> **WHAT THE TASK ASKS**: Copy every entry word for word, but skip the pictures.

> **GIVEN INFORMATION**:
** START **
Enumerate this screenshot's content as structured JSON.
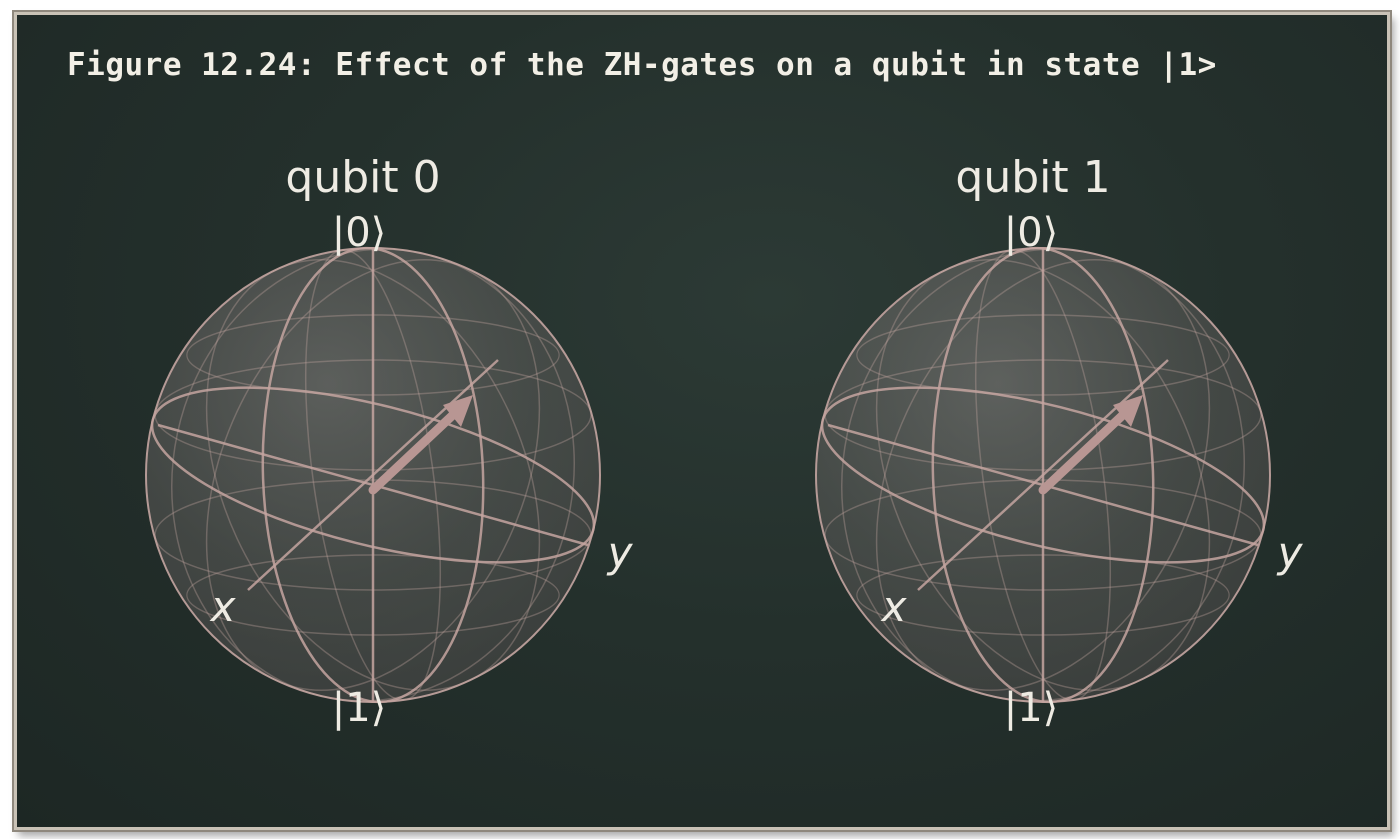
{
  "figure": {
    "title": "Figure 12.24: Effect of the ZH-gates on a qubit in state |1>"
  },
  "spheres": [
    {
      "name": "qubit 0",
      "label_top": "|0⟩",
      "label_bottom": "|1⟩",
      "label_x": "x",
      "label_y": "y"
    },
    {
      "name": "qubit 1",
      "label_top": "|0⟩",
      "label_bottom": "|1⟩",
      "label_x": "x",
      "label_y": "y"
    }
  ],
  "colors": {
    "wire": "#c4a5a0",
    "vector": "#b89693",
    "sphere_fill": "#7d7875",
    "text": "#eeebe3",
    "board": "#24302c"
  }
}
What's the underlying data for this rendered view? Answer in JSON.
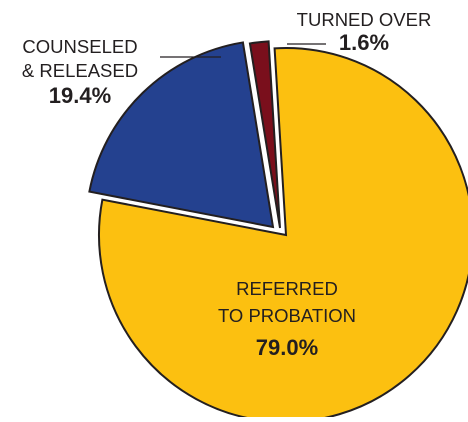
** END **
> **EXPECTED ANSWER**:
Enumerate this screenshot's content as structured JSON.
{
  "figure": {
    "title": "Figure 12.24: Effect of the ZH-gates on a qubit in state |1>"
  },
  "spheres": [
    {
      "name": "qubit 0",
      "label_top": "|0⟩",
      "label_bottom": "|1⟩",
      "label_x": "x",
      "label_y": "y"
    },
    {
      "name": "qubit 1",
      "label_top": "|0⟩",
      "label_bottom": "|1⟩",
      "label_x": "x",
      "label_y": "y"
    }
  ],
  "colors": {
    "wire": "#c4a5a0",
    "vector": "#b89693",
    "sphere_fill": "#7d7875",
    "text": "#eeebe3",
    "board": "#24302c"
  }
}
What's the underlying data for this rendered view? Answer in JSON.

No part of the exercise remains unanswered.